> RECORDS FOR THIS EXERCISE
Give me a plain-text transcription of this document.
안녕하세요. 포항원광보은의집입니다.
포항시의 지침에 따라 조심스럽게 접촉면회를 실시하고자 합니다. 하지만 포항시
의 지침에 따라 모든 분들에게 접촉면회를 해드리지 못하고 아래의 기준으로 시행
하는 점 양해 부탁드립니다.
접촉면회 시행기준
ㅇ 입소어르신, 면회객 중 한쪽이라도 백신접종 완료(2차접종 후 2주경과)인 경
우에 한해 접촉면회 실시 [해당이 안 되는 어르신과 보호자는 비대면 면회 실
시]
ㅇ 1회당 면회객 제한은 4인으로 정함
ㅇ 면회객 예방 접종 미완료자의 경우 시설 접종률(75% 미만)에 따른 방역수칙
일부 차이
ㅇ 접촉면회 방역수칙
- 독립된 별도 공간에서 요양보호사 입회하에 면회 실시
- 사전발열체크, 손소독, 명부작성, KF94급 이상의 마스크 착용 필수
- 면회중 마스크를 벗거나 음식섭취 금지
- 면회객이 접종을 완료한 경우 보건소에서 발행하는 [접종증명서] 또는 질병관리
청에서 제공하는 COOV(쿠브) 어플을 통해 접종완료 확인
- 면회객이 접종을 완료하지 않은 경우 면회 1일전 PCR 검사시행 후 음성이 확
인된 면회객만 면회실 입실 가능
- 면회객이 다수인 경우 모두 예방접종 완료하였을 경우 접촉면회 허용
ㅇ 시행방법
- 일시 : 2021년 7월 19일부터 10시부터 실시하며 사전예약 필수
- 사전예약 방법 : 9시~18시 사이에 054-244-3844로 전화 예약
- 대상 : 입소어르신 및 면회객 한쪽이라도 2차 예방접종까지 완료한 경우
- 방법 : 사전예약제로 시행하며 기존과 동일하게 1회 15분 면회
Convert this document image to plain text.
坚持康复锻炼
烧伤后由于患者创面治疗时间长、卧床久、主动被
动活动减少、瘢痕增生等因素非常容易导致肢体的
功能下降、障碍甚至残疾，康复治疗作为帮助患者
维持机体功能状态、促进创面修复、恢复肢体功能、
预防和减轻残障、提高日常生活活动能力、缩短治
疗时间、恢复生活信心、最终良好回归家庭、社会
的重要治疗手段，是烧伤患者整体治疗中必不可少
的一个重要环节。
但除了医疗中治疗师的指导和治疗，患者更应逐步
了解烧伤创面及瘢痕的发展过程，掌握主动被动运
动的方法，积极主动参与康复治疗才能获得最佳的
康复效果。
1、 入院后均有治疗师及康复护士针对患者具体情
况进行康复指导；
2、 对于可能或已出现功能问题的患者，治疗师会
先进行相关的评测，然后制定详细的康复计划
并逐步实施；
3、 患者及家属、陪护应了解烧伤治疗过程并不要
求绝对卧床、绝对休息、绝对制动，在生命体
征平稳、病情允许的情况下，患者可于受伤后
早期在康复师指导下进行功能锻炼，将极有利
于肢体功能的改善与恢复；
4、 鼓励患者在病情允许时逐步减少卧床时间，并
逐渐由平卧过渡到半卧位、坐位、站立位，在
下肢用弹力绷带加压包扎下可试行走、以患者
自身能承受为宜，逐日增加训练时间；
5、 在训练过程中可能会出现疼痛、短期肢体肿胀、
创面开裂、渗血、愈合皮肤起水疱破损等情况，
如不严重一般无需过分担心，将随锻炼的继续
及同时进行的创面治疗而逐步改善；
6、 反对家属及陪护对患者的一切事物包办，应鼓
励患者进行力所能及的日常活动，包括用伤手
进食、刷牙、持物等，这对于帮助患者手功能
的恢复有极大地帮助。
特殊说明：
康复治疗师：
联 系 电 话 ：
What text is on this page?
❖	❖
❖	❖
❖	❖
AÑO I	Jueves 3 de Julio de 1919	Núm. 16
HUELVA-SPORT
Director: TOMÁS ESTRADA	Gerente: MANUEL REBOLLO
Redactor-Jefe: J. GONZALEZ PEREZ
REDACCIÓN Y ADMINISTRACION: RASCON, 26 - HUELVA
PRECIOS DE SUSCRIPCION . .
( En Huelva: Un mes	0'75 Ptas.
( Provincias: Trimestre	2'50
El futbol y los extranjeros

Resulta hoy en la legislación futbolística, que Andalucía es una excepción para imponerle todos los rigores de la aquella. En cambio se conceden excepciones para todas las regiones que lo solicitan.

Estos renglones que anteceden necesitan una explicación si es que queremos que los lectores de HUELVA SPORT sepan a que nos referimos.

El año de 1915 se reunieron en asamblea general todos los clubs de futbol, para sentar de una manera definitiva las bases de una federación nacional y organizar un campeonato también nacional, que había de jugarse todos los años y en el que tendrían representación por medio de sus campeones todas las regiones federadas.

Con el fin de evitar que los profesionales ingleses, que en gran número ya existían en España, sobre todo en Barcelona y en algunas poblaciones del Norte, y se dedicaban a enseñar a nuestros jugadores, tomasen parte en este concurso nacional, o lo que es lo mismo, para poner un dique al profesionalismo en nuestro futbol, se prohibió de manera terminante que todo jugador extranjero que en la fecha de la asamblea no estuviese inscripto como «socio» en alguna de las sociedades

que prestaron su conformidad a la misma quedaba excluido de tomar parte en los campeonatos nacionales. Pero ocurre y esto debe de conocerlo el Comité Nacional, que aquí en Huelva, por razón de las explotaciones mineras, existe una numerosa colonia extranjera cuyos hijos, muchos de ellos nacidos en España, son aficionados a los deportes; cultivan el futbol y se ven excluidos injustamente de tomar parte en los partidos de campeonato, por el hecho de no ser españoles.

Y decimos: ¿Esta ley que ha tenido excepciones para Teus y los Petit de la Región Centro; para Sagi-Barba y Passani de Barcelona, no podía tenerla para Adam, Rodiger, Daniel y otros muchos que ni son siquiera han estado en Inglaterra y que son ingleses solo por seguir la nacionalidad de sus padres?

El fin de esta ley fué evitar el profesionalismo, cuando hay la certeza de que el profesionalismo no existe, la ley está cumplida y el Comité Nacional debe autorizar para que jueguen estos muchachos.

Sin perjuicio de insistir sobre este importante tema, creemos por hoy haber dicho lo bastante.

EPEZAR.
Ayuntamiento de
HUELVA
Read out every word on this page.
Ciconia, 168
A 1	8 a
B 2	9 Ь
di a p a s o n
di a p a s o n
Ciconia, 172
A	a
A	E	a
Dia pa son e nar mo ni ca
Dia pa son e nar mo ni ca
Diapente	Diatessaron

> WORK REQUIRED
Copy out every line in the listing where the word "SPORT" appears.

> THE ANSWER
HUELVA-SPORT
Estos renglones que anteceden necesitan una explicación si es que queremos que los lectores de HUELVA SPORT sepan a que nos referimos.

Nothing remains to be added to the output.